**YOUR TASK:** Restate the entries below word for word, omitting nothing.
--------------------
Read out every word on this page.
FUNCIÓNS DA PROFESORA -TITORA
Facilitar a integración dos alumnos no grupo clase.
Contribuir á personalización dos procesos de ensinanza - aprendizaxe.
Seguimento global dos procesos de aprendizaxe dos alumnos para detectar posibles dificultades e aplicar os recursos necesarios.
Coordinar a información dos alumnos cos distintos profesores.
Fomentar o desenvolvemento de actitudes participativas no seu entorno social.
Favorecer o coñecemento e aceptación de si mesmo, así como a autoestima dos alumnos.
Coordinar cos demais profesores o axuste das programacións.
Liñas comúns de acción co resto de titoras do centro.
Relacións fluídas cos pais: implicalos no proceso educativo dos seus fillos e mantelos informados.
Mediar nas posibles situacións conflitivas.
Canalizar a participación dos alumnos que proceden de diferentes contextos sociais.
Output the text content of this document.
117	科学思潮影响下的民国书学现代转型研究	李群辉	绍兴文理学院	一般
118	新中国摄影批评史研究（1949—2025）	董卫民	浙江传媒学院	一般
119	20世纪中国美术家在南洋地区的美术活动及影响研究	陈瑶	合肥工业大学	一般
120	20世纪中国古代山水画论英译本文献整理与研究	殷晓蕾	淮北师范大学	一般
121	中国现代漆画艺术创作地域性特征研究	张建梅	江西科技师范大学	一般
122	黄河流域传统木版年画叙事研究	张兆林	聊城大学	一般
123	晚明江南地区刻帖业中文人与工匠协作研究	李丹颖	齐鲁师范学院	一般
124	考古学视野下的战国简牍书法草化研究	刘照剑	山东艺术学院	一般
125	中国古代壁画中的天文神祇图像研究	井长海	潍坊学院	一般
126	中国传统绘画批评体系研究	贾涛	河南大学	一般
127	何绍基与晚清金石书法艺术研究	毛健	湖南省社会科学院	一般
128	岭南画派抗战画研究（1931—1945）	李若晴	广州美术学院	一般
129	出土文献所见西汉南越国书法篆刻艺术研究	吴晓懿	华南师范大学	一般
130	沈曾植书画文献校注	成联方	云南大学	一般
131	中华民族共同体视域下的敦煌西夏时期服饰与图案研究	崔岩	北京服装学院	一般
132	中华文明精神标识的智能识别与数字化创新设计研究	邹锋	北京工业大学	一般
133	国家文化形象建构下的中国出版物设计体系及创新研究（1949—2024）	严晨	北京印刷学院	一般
--------------------
**FULL SOLUTION:**
Read out every word on this page.
FUNCIÓNS DA PROFESORA -TITORA
Facilitar a integración dos alumnos no grupo clase.
Contribuir á personalización dos procesos de ensinanza - aprendizaxe.
Seguimento global dos procesos de aprendizaxe dos alumnos para detectar posibles dificultades e aplicar os recursos necesarios.
Coordinar a información dos alumnos cos distintos profesores.
Fomentar o desenvolvemento de actitudes participativas no seu entorno social.
Favorecer o coñecemento e aceptación de si mesmo, así como a autoestima dos alumnos.
Coordinar cos demais profesores o axuste das programacións.
Liñas comúns de acción co resto de titoras do centro.
Relacións fluídas cos pais: implicalos no proceso educativo dos seus fillos e mantelos informados.
Mediar nas posibles situacións conflitivas.
Canalizar a participación dos alumnos que proceden de diferentes contextos sociais.
Output the text content of this document.
117	科学思潮影响下的民国书学现代转型研究	李群辉	绍兴文理学院	一般
118	新中国摄影批评史研究（1949—2025）	董卫民	浙江传媒学院	一般
119	20世纪中国美术家在南洋地区的美术活动及影响研究	陈瑶	合肥工业大学	一般
120	20世纪中国古代山水画论英译本文献整理与研究	殷晓蕾	淮北师范大学	一般
121	中国现代漆画艺术创作地域性特征研究	张建梅	江西科技师范大学	一般
122	黄河流域传统木版年画叙事研究	张兆林	聊城大学	一般
123	晚明江南地区刻帖业中文人与工匠协作研究	李丹颖	齐鲁师范学院	一般
124	考古学视野下的战国简牍书法草化研究	刘照剑	山东艺术学院	一般
125	中国古代壁画中的天文神祇图像研究	井长海	潍坊学院	一般
126	中国传统绘画批评体系研究	贾涛	河南大学	一般
127	何绍基与晚清金石书法艺术研究	毛健	湖南省社会科学院	一般
128	岭南画派抗战画研究（1931—1945）	李若晴	广州美术学院	一般
129	出土文献所见西汉南越国书法篆刻艺术研究	吴晓懿	华南师范大学	一般
130	沈曾植书画文献校注	成联方	云南大学	一般
131	中华民族共同体视域下的敦煌西夏时期服饰与图案研究	崔岩	北京服装学院	一般
132	中华文明精神标识的智能识别与数字化创新设计研究	邹锋	北京工业大学	一般
133	国家文化形象建构下的中国出版物设计体系及创新研究（1949—2024）	严晨	北京印刷学院	一般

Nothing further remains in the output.